**Exercise aim**
Check each line of the listing, and copy it if it contains the word "internationalen".

<<<<

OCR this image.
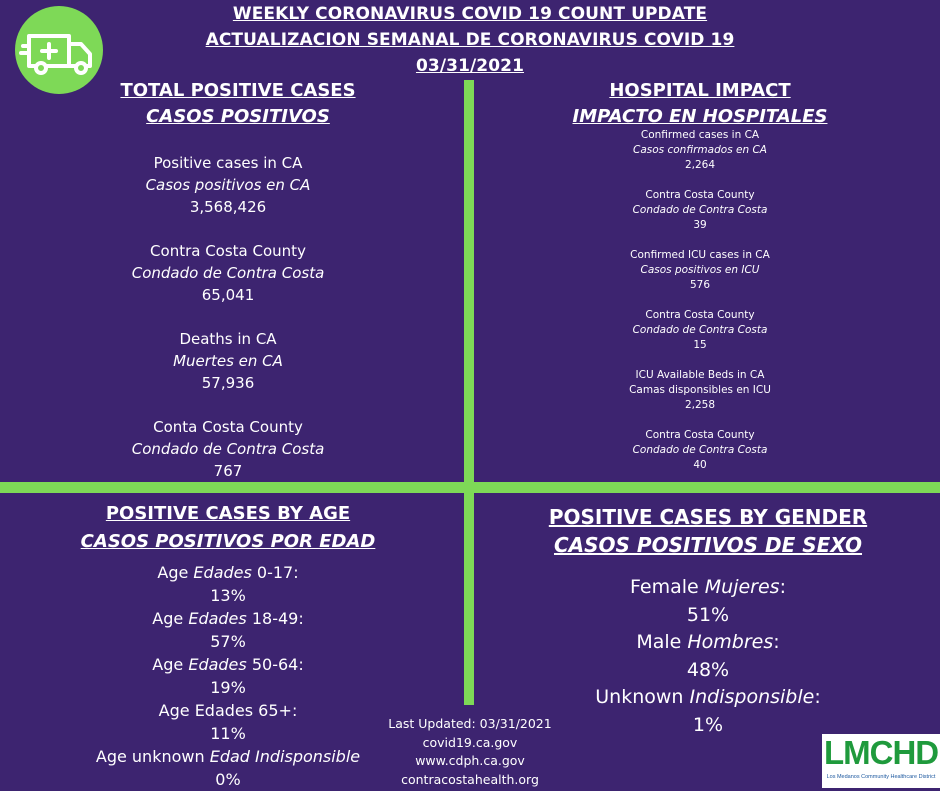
WEEKLY CORONAVIRUS COVID 19 COUNT UPDATE
ACTUALIZACION SEMANAL DE CORONAVIRUS COVID 19
03/31/2021
TOTAL POSITIVE CASES
CASOS POSITIVOS

Positive cases in CA

Casos positivos en CA

3,568,426

Contra Costa County

Condado de Contra Costa

65,041

Deaths in CA

Muertes en CA

57,936

Conta Costa County

Condado de Contra Costa

767

HOSPITAL IMPACT
IMPACTO EN HOSPITALES

Confirmed cases in CA

Casos confirmados en CA

2,264

Contra Costa County

Condado de Contra Costa

39

Confirmed ICU cases in CA

Casos positivos en ICU

576

Contra Costa County

Condado de Contra Costa

15

ICU Available Beds in CA

Camas disponsibles en ICU

2,258

Contra Costa County

Condado de Contra Costa

40

POSITIVE CASES BY AGE
CASOS POSITIVOS POR EDAD

Age Edades 0-17:

13%

Age Edades 18-49:

57%

Age Edades 50-64:

19%

Age Edades 65+:

11%

Age unknown Edad Indisponsible

0%

POSITIVE CASES BY GENDER
CASOS POSITIVOS DE SEXO

Female Mujeres:

51%

Male Hombres:

48%

Unknown Indisponsible:

1%

Last Updated: 03/31/2021

covid19.ca.gov

www.cdph.ca.gov

contracostahealth.org

LMCHD
Los Medanos Community Healthcare District
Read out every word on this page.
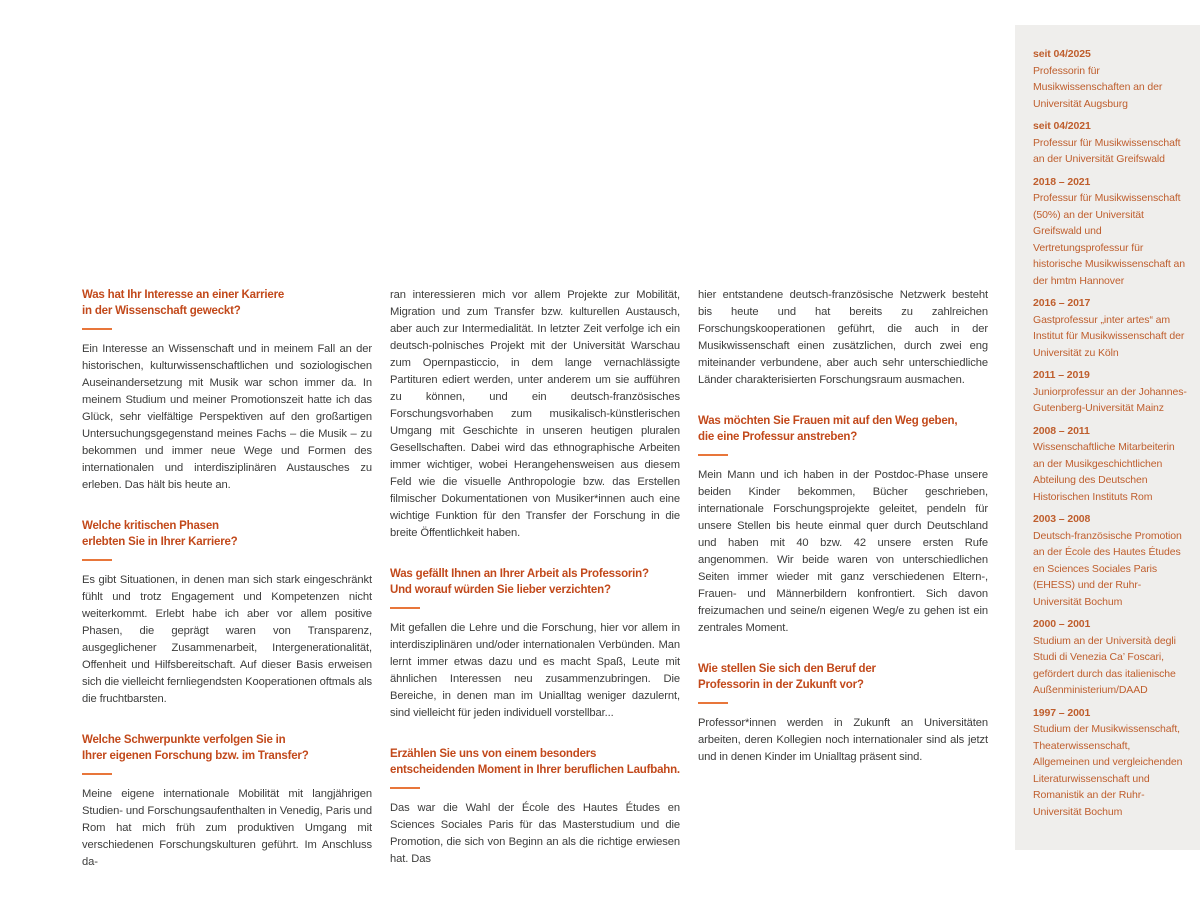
Was hat Ihr Interesse an einer Karriere
in der Wissenschaft geweckt?

Ein Interesse an Wissenschaft und in meinem Fall an der historischen, kulturwissenschaftlichen und soziologischen Auseinandersetzung mit Musik war schon immer da. In meinem Studium und meiner Promotionszeit hatte ich das Glück, sehr vielfältige Perspektiven auf den großartigen Untersuchungsgegenstand meines Fachs – die Musik – zu bekommen und immer neue Wege und Formen des internationalen und interdisziplinären Austausches zu erleben. Das hält bis heute an.

Welche kritischen Phasen
erlebten Sie in Ihrer Karriere?

Es gibt Situationen, in denen man sich stark eingeschränkt fühlt und trotz Engagement und Kompetenzen nicht weiterkommt. Erlebt habe ich aber vor allem positive Phasen, die geprägt waren von Transparenz, ausgeglichener Zusammenarbeit, Intergenerationalität, Offenheit und Hilfsbereitschaft. Auf dieser Basis erweisen sich die vielleicht fernliegendsten Kooperationen oftmals als die fruchtbarsten.

Welche Schwerpunkte verfolgen Sie in
Ihrer eigenen Forschung bzw. im Transfer?

Meine eigene internationale Mobilität mit langjährigen Studien- und Forschungsaufenthalten in Venedig, Paris und Rom hat mich früh zum produktiven Umgang mit verschiedenen Forschungskulturen geführt. Im Anschluss da-

ran interessieren mich vor allem Projekte zur Mobilität, Migration und zum Transfer bzw. kulturellen Austausch, aber auch zur Intermedialität. In letzter Zeit verfolge ich ein deutsch-polnisches Projekt mit der Universität Warschau zum Opernpasticcio, in dem lange vernachlässigte Partituren ediert werden, unter anderem um sie aufführen zu können, und ein deutsch-französisches Forschungsvorhaben zum musikalisch-künstlerischen Umgang mit Geschichte in unseren heutigen pluralen Gesellschaften. Dabei wird das ethnographische Arbeiten immer wichtiger, wobei Herangehensweisen aus diesem Feld wie die visuelle Anthropologie bzw. das Erstellen filmischer Dokumentationen von Musiker*innen auch eine wichtige Funktion für den Transfer der Forschung in die breite Öffentlichkeit haben.

Was gefällt Ihnen an Ihrer Arbeit als Professorin?
Und worauf würden Sie lieber verzichten?

Mit gefallen die Lehre und die Forschung, hier vor allem in interdisziplinären und/oder internationalen Verbünden. Man lernt immer etwas dazu und es macht Spaß, Leute mit ähnlichen Interessen neu zusammenzubringen. Die Bereiche, in denen man im Unialltag weniger dazulernt, sind vielleicht für jeden individuell vorstellbar...

Erzählen Sie uns von einem besonders
entscheidenden Moment in Ihrer beruflichen Laufbahn.

Das war die Wahl der École des Hautes Études en Sciences Sociales Paris für das Masterstudium und die Promotion, die sich von Beginn an als die richtige erwiesen hat. Das

hier entstandene deutsch-französische Netzwerk besteht bis heute und hat bereits zu zahlreichen Forschungskooperationen geführt, die auch in der Musikwissenschaft einen zusätzlichen, durch zwei eng miteinander verbundene, aber auch sehr unterschiedliche Länder charakterisierten Forschungsraum ausmachen.

Was möchten Sie Frauen mit auf den Weg geben,
die eine Professur anstreben?

Mein Mann und ich haben in der Postdoc-Phase unsere beiden Kinder bekommen, Bücher geschrieben, internationale Forschungsprojekte geleitet, pendeln für unsere Stellen bis heute einmal quer durch Deutschland und haben mit 40 bzw. 42 unsere ersten Rufe angenommen. Wir beide waren von unterschiedlichen Seiten immer wieder mit ganz verschiedenen Eltern-, Frauen- und Männerbildern konfrontiert. Sich davon freizumachen und seine/n eigenen Weg/e zu gehen ist ein zentrales Moment.

Wie stellen Sie sich den Beruf der
Professorin in der Zukunft vor?

Professor*innen werden in Zukunft an Universitäten arbeiten, deren Kollegien noch internationaler sind als jetzt und in denen Kinder im Unialltag präsent sind.

seit 04/2025
Professorin für Musikwissenschaften an der Universität Augsburg
seit 04/2021
Professur für Musikwissenschaft an der Universität Greifswald
2018 – 2021
Professur für Musikwissenschaft (50%) an der Universität Greifswald und Vertretungsprofessur für historische Musikwissenschaft an der hmtm Hannover
2016 – 2017
Gastprofessur „inter artes“ am Institut für Musikwissenschaft der Universität zu Köln
2011 – 2019
Juniorprofessur an der Johannes-Gutenberg-Universität Mainz
2008 – 2011
Wissenschaftliche Mitarbeiterin an der Musikgeschichtlichen Abteilung des Deutschen Historischen Instituts Rom
2003 – 2008
Deutsch-französische Promotion an der École des Hautes Études en Sciences Sociales Paris (EHESS) und der Ruhr-Universität Bochum
2000 – 2001
Studium an der Università degli Studi di Venezia Ca’ Foscari, gefördert durch das italienische Außenministerium/DAAD
1997 – 2001
Studium der Musikwissenschaft, Theaterwissenschaft, Allgemeinen und vergleichenden Literaturwissenschaft und Romanistik an der Ruhr-Universität Bochum
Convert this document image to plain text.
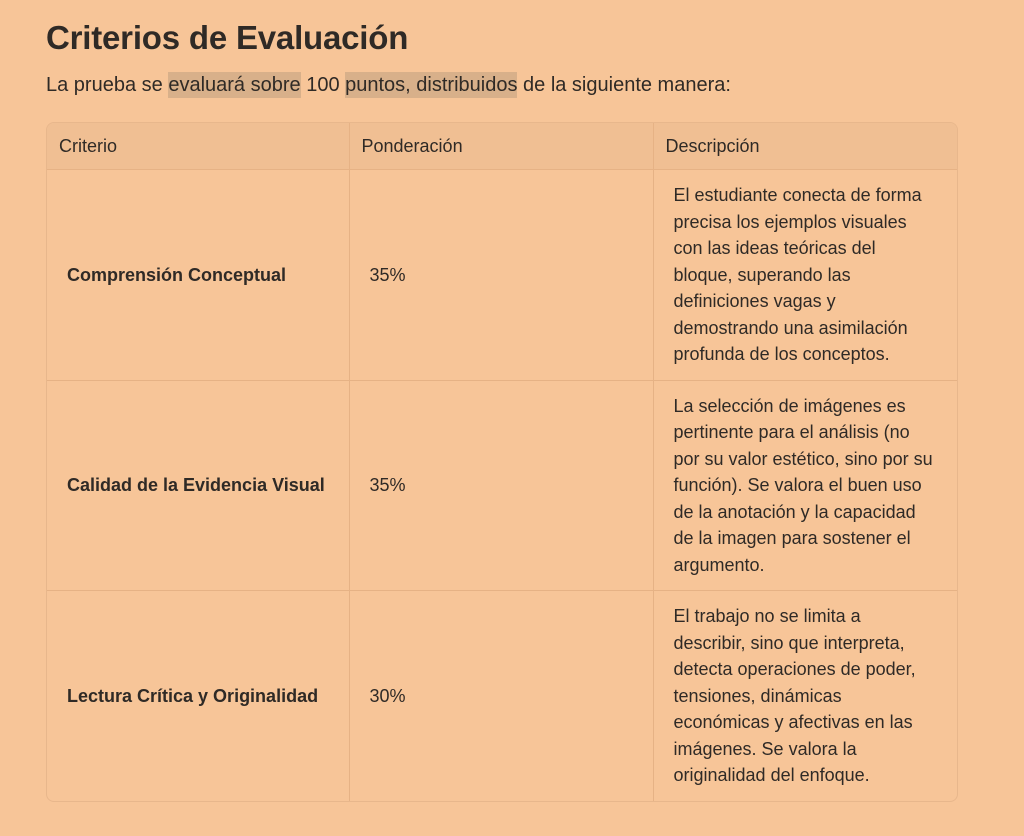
Criterios de Evaluación

La prueba se evaluará sobre 100 puntos, distribuidos de la siguiente manera:

Criterio	Ponderación	Descripción
Comprensión Conceptual	35%	El estudiante conecta de forma precisa los ejemplos visuales con las ideas teóricas del bloque, superando las definiciones vagas y demostrando una asimilación profunda de los conceptos.
Calidad de la Evidencia Visual	35%	La selección de imágenes es pertinente para el análisis (no por su valor estético, sino por su función). Se valora el buen uso de la anotación y la capacidad de la imagen para sostener el argumento.
Lectura Crítica y Originalidad	30%	El trabajo no se limita a describir, sino que interpreta, detecta operaciones de poder, tensiones, dinámicas económicas y afectivas en las imágenes. Se valora la originalidad del enfoque.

>>>>

**Written solution**
Ein Interesse an Wissenschaft und in meinem Fall an der historischen, kulturwissenschaftlichen und soziologischen Auseinandersetzung mit Musik war schon immer da. In meinem Studium und meiner Promotionszeit hatte ich das Glück, sehr vielfältige Perspektiven auf den großartigen Untersuchungsgegenstand meines Fachs – die Musik – zu bekommen und immer neue Wege und Formen des internationalen und interdisziplinären Austausches zu erleben. Das hält bis heute an.
Mit gefallen die Lehre und die Forschung, hier vor allem in interdisziplinären und/oder internationalen Verbünden. Man lernt immer etwas dazu und es macht Spaß, Leute mit ähnlichen Interessen neu zusammenzubringen. Die Bereiche, in denen man im Unialltag weniger dazulernt, sind vielleicht für jeden individuell vorstellbar...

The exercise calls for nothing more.